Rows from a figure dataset
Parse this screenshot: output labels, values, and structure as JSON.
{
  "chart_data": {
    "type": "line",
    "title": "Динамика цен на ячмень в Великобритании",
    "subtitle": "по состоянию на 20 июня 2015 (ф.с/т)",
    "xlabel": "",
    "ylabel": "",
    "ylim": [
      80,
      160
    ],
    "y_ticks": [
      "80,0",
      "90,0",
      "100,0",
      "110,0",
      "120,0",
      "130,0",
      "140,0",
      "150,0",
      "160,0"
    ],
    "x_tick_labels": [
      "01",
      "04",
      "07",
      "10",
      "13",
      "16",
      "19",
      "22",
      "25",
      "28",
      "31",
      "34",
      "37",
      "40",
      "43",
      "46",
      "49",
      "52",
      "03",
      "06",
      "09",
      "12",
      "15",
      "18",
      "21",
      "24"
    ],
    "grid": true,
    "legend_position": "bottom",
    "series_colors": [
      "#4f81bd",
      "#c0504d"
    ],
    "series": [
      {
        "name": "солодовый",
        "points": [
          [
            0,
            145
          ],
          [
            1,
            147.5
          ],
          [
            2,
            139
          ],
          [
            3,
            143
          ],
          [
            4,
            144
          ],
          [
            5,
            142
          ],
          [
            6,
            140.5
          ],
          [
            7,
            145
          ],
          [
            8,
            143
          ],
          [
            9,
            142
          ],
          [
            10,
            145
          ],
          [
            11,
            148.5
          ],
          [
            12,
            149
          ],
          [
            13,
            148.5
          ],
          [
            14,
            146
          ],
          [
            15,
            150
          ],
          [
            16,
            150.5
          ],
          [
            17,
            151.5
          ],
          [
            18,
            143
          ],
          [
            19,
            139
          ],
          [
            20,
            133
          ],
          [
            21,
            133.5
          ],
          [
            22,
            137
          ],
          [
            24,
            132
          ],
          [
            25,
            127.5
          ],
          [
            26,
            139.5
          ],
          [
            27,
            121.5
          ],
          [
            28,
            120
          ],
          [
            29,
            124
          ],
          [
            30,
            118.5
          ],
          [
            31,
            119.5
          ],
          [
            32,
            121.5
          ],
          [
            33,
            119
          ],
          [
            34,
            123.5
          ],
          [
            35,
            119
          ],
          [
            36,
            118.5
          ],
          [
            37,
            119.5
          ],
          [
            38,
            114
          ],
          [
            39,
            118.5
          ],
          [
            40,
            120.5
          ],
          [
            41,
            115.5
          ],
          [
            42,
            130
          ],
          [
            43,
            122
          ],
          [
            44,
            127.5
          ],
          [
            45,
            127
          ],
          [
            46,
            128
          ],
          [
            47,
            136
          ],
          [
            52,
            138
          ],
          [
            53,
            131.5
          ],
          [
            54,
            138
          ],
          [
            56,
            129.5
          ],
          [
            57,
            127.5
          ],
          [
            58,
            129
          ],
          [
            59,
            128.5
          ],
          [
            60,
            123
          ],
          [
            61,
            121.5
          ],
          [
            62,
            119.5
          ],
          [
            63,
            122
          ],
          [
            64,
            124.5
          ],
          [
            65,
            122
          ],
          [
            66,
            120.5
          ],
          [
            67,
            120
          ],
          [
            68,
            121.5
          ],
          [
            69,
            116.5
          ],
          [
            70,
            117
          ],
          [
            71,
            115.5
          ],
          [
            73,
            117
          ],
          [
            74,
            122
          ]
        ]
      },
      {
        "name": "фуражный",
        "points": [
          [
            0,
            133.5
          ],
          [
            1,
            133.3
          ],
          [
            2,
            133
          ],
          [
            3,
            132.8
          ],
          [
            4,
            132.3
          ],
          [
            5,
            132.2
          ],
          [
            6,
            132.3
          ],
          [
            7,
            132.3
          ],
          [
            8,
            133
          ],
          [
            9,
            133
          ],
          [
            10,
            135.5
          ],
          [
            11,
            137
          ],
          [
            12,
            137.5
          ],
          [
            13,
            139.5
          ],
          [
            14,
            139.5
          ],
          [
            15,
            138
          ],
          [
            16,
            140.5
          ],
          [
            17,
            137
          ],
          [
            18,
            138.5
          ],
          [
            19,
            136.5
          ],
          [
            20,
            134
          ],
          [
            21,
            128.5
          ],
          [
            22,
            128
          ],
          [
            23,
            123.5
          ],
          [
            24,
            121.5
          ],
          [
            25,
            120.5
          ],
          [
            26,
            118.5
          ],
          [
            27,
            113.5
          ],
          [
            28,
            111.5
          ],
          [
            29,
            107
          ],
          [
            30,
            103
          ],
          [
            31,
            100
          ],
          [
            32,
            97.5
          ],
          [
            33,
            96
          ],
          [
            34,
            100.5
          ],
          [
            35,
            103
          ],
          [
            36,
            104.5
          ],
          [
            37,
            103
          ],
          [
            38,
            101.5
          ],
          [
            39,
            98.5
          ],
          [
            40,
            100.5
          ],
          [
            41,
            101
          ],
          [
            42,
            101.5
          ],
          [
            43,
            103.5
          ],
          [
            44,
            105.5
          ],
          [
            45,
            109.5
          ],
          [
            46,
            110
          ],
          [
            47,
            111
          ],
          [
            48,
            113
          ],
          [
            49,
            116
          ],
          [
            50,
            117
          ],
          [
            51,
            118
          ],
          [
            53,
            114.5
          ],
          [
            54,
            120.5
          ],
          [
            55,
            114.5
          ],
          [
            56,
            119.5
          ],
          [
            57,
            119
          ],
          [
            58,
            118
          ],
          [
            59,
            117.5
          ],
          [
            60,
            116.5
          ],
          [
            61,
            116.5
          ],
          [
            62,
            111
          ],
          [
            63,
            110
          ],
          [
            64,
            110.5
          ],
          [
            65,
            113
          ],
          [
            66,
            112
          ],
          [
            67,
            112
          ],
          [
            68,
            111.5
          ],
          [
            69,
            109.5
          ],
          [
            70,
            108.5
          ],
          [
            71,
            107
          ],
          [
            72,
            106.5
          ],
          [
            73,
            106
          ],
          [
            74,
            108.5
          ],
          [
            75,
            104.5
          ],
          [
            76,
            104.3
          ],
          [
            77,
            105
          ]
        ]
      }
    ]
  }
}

* _What to work on_
Extract every line above exactly as it stands.

* _Result_
Parse this screenshot: output labels, values, and structure as JSON.
{
  "chart_data": {
    "type": "line",
    "title": "Динамика цен на ячмень в Великобритании",
    "subtitle": "по состоянию на 20 июня 2015 (ф.с/т)",
    "xlabel": "",
    "ylabel": "",
    "ylim": [
      80,
      160
    ],
    "y_ticks": [
      "80,0",
      "90,0",
      "100,0",
      "110,0",
      "120,0",
      "130,0",
      "140,0",
      "150,0",
      "160,0"
    ],
    "x_tick_labels": [
      "01",
      "04",
      "07",
      "10",
      "13",
      "16",
      "19",
      "22",
      "25",
      "28",
      "31",
      "34",
      "37",
      "40",
      "43",
      "46",
      "49",
      "52",
      "03",
      "06",
      "09",
      "12",
      "15",
      "18",
      "21",
      "24"
    ],
    "grid": true,
    "legend_position": "bottom",
    "series_colors": [
      "#4f81bd",
      "#c0504d"
    ],
    "series": [
      {
        "name": "солодовый",
        "points": [
          [
            0,
            145
          ],
          [
            1,
            147.5
          ],
          [
            2,
            139
          ],
          [
            3,
            143
          ],
          [
            4,
            144
          ],
          [
            5,
            142
          ],
          [
            6,
            140.5
          ],
          [
            7,
            145
          ],
          [
            8,
            143
          ],
          [
            9,
            142
          ],
          [
            10,
            145
          ],
          [
            11,
            148.5
          ],
          [
            12,
            149
          ],
          [
            13,
            148.5
          ],
          [
            14,
            146
          ],
          [
            15,
            150
          ],
          [
            16,
            150.5
          ],
          [
            17,
            151.5
          ],
          [
            18,
            143
          ],
          [
            19,
            139
          ],
          [
            20,
            133
          ],
          [
            21,
            133.5
          ],
          [
            22,
            137
          ],
          [
            24,
            132
          ],
          [
            25,
            127.5
          ],
          [
            26,
            139.5
          ],
          [
            27,
            121.5
          ],
          [
            28,
            120
          ],
          [
            29,
            124
          ],
          [
            30,
            118.5
          ],
          [
            31,
            119.5
          ],
          [
            32,
            121.5
          ],
          [
            33,
            119
          ],
          [
            34,
            123.5
          ],
          [
            35,
            119
          ],
          [
            36,
            118.5
          ],
          [
            37,
            119.5
          ],
          [
            38,
            114
          ],
          [
            39,
            118.5
          ],
          [
            40,
            120.5
          ],
          [
            41,
            115.5
          ],
          [
            42,
            130
          ],
          [
            43,
            122
          ],
          [
            44,
            127.5
          ],
          [
            45,
            127
          ],
          [
            46,
            128
          ],
          [
            47,
            136
          ],
          [
            52,
            138
          ],
          [
            53,
            131.5
          ],
          [
            54,
            138
          ],
          [
            56,
            129.5
          ],
          [
            57,
            127.5
          ],
          [
            58,
            129
          ],
          [
            59,
            128.5
          ],
          [
            60,
            123
          ],
          [
            61,
            121.5
          ],
          [
            62,
            119.5
          ],
          [
            63,
            122
          ],
          [
            64,
            124.5
          ],
          [
            65,
            122
          ],
          [
            66,
            120.5
          ],
          [
            67,
            120
          ],
          [
            68,
            121.5
          ],
          [
            69,
            116.5
          ],
          [
            70,
            117
          ],
          [
            71,
            115.5
          ],
          [
            73,
            117
          ],
          [
            74,
            122
          ]
        ]
      },
      {
        "name": "фуражный",
        "points": [
          [
            0,
            133.5
          ],
          [
            1,
            133.3
          ],
          [
            2,
            133
          ],
          [
            3,
            132.8
          ],
          [
            4,
            132.3
          ],
          [
            5,
            132.2
          ],
          [
            6,
            132.3
          ],
          [
            7,
            132.3
          ],
          [
            8,
            133
          ],
          [
            9,
            133
          ],
          [
            10,
            135.5
          ],
          [
            11,
            137
          ],
          [
            12,
            137.5
          ],
          [
            13,
            139.5
          ],
          [
            14,
            139.5
          ],
          [
            15,
            138
          ],
          [
            16,
            140.5
          ],
          [
            17,
            137
          ],
          [
            18,
            138.5
          ],
          [
            19,
            136.5
          ],
          [
            20,
            134
          ],
          [
            21,
            128.5
          ],
          [
            22,
            128
          ],
          [
            23,
            123.5
          ],
          [
            24,
            121.5
          ],
          [
            25,
            120.5
          ],
          [
            26,
            118.5
          ],
          [
            27,
            113.5
          ],
          [
            28,
            111.5
          ],
          [
            29,
            107
          ],
          [
            30,
            103
          ],
          [
            31,
            100
          ],
          [
            32,
            97.5
          ],
          [
            33,
            96
          ],
          [
            34,
            100.5
          ],
          [
            35,
            103
          ],
          [
            36,
            104.5
          ],
          [
            37,
            103
          ],
          [
            38,
            101.5
          ],
          [
            39,
            98.5
          ],
          [
            40,
            100.5
          ],
          [
            41,
            101
          ],
          [
            42,
            101.5
          ],
          [
            43,
            103.5
          ],
          [
            44,
            105.5
          ],
          [
            45,
            109.5
          ],
          [
            46,
            110
          ],
          [
            47,
            111
          ],
          [
            48,
            113
          ],
          [
            49,
            116
          ],
          [
            50,
            117
          ],
          [
            51,
            118
          ],
          [
            53,
            114.5
          ],
          [
            54,
            120.5
          ],
          [
            55,
            114.5
          ],
          [
            56,
            119.5
          ],
          [
            57,
            119
          ],
          [
            58,
            118
          ],
          [
            59,
            117.5
          ],
          [
            60,
            116.5
          ],
          [
            61,
            116.5
          ],
          [
            62,
            111
          ],
          [
            63,
            110
          ],
          [
            64,
            110.5
          ],
          [
            65,
            113
          ],
          [
            66,
            112
          ],
          [
            67,
            112
          ],
          [
            68,
            111.5
          ],
          [
            69,
            109.5
          ],
          [
            70,
            108.5
          ],
          [
            71,
            107
          ],
          [
            72,
            106.5
          ],
          [
            73,
            106
          ],
          [
            74,
            108.5
          ],
          [
            75,
            104.5
          ],
          [
            76,
            104.3
          ],
          [
            77,
            105
          ]
        ]
      }
    ]
  }
}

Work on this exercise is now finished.